- Challenge
Wherever the word "values" appears in the entries, copy the whole line.

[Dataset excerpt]
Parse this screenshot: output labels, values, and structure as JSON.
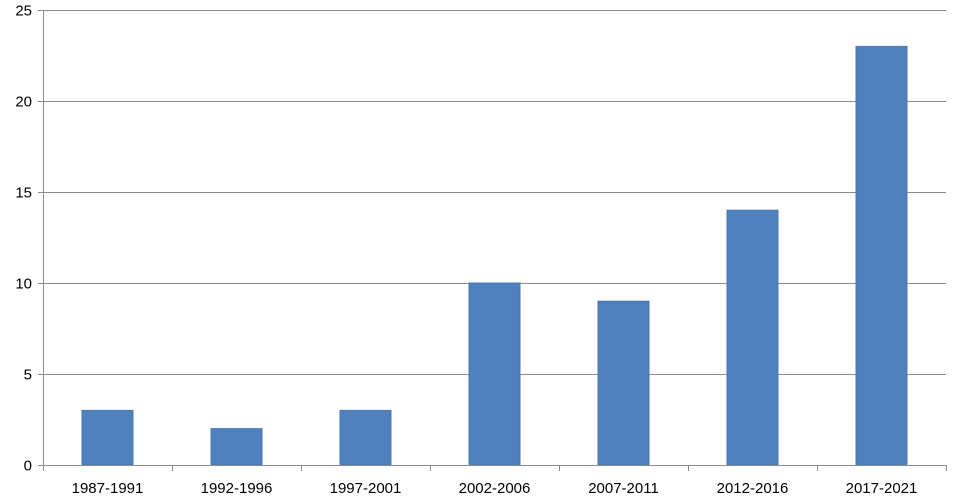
{
  "chart_data": {
    "type": "bar",
    "title": "",
    "xlabel": "",
    "ylabel": "",
    "categories": [
      "1987-1991",
      "1992-1996",
      "1997-2001",
      "2002-2006",
      "2007-2011",
      "2012-2016",
      "2017-2021"
    ],
    "values": [
      3,
      2,
      3,
      10,
      9,
      14,
      23
    ],
    "ylim": [
      0,
      25
    ],
    "yticks": [
      0,
      5,
      10,
      15,
      20,
      25
    ],
    "grid": true,
    "legend": "none",
    "colors": {
      "bar": "#4f81bd",
      "grid": "#8c8c8c"
    }
  }
}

- Response
Parse this screenshot: output labels, values, and structure as JSON.
    "values": [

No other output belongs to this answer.